* Start PAGE *
In order to answer this, we need a notion of "limit" for lines. A natural choice in this setting is to parametrize non-vertical lines by slope $m$ and $y$-intercept $b$, so that a line $y = b(a)x + m(a)$ approaches $y = mx + b$ if and only if $m(a) \to m$ and $b(a) \to b$.

As you note, if $f$ is differentiable everywhere, the tangent line to the graph $y = f(x)$ at $x = a$ is $y = f(a) + f'(a)(x - a) = f'(a)x + [f(a) - af'(a)]$. This approaches $y = f(a)$ if and only if $f'(a) \to 0$ and $af'(a) \to 0$. The second clearly implies the first, since $|f'(a)| < |a|\, |f'(a)|$ for $|a| > 1$. It's also fairly clear by example that $f'(a) \to 0$ does not imply $af'(a) \to 0$.

In sum, the tangent line of $f$ at $a$ approaches $y = f(a)$ as $|a| \to \infty$ if and only if $af'(a) \to 0$.
* End PAGE *
* Start DATASET *
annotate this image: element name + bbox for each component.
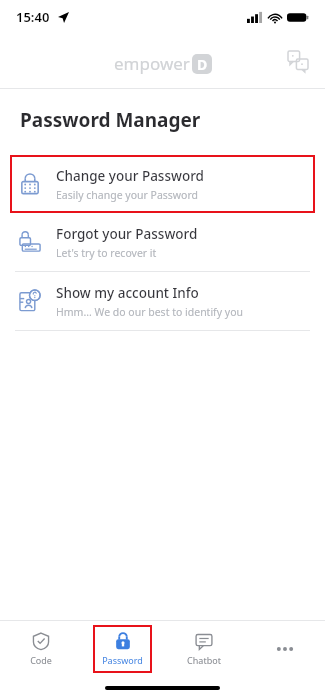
button[interactable]: Code [0,621,82,677]
staticText: empower [114,52,190,75]
staticText: Password [102,654,143,666]
staticText: Change your Password [56,167,204,185]
staticText: Let's try to recover it [56,246,157,260]
staticText: Password Manager [20,107,201,133]
button[interactable]: More options [244,621,325,677]
staticText: Chatbot [187,654,221,666]
staticText: Show my account Info [56,284,199,302]
staticText: Code [30,654,52,666]
staticText: D [197,55,208,74]
button[interactable]: Change your Password [10,155,315,213]
staticText: Hmm... We do our best to identify you [56,305,244,319]
staticText: 15:40 [16,8,50,26]
button[interactable]: Show my account Info [0,272,325,330]
button[interactable]: Password [93,625,152,673]
button[interactable]: Chatbot [163,621,244,677]
button[interactable]: Translate language [283,46,313,76]
staticText: Easily change your Password [56,188,199,202]
staticText: Forgot your Password [56,225,198,243]
button[interactable]: Forgot your Password [0,213,325,271]
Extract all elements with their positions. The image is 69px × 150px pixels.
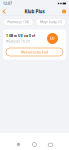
button[interactable]: Promocje (14) [3,18,33,26]
staticText: 1 GB w UE za 0 zł [6,34,35,38]
staticText: Moje kody (1) [40,20,62,24]
button[interactable]: Information [62,8,69,16]
button[interactable]: Wykorzystaj kod [6,48,63,56]
button[interactable]: Back [0,8,9,16]
staticText: EU [50,36,55,41]
button[interactable]: Messages [10,133,26,150]
button[interactable]: Offers [26,133,42,150]
staticText: Klub Plus [24,8,44,15]
staticText: Ważny do 18.09 [6,40,30,44]
staticText: 12:07 [3,1,12,6]
button[interactable]: Moje kody (1) [36,18,66,26]
staticText: Promocje (14) [7,20,29,24]
button[interactable]: Account [42,133,58,150]
staticText: Wykorzystaj kod [21,50,48,54]
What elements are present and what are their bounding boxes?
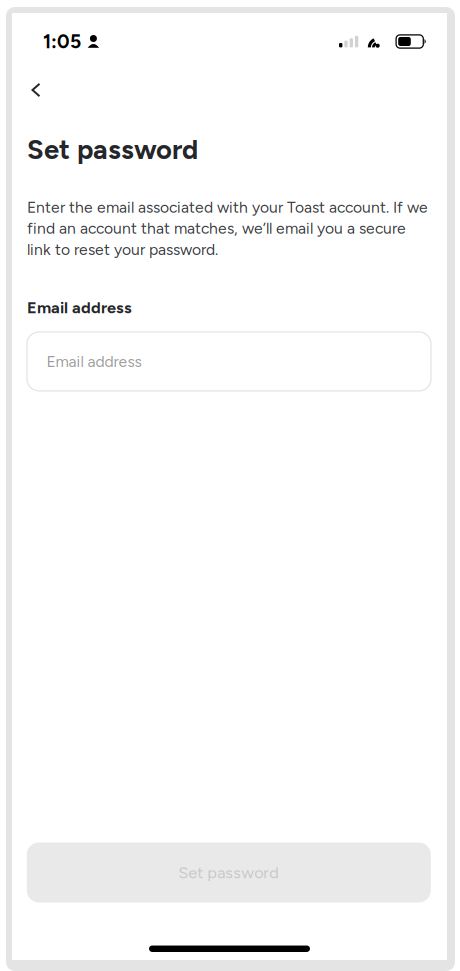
staticText: Set password (27, 133, 198, 166)
button[interactable]: Back (17, 70, 55, 110)
staticText: Set password (178, 863, 279, 882)
staticText: 1:05 (43, 30, 81, 53)
button[interactable]: Set password (27, 842, 431, 902)
staticText: Enter the email associated with your Toa… (27, 198, 428, 259)
staticText: Email address (46, 352, 142, 371)
staticText: Email address (27, 298, 132, 317)
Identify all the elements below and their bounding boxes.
* End DATASET *
WRITTEN INSTRUCTION A> In the tangent-line discussion, which two quantities are used to parametrize non-vertical lines?
WRITTEN INSTRUCTION B> According to the tangent-line discussion, why does $af'(a) \to 0$ imply $f'(a) \to 0$? Answer in one to three sentences.
WRITTEN INSTRUCTION C> Reproduce the passage of the tangent-line discussion starting at "In order to" and ending at "if $af'(a) \to 0$.".

WRITTEN SOLUTION A> Slope $m$ and $y$-intercept $b$.

WRITTEN SOLUTION B> For $|a| > 1$, the inequality $|f'(a)| < |a|\, |f'(a)|$ holds. So if $af'(a)$ goes to 0, the smaller quantity $f'(a)$ must go to 0 as well.

WRITTEN SOLUTION C>
In order to answer this, we need a notion of "limit" for lines. A natural choice in this setting is to parametrize non-vertical lines by slope $m$ and $y$-intercept $b$, so that a line $y = b(a)x + m(a)$ approaches $y = mx + b$ if and only if $m(a) \to m$ and $b(a) \to b$.

As you note, if $f$ is differentiable everywhere, the tangent line to the graph $y = f(x)$ at $x = a$ is $y = f(a) + f'(a)(x - a) = f'(a)x + [f(a) - af'(a)]$. This approaches $y = f(a)$ if and only if $f'(a) \to 0$ and $af'(a) \to 0$. The second clearly implies the first, since $|f'(a)| < |a|\, |f'(a)|$ for $|a| > 1$. It's also fairly clear by example that $f'(a) \to 0$ does not imply $af'(a) \to 0$.

In sum, the tangent line of $f$ at $a$ approaches $y = f(a)$ as $|a| \to \infty$ if and only if $af'(a) \to 0$.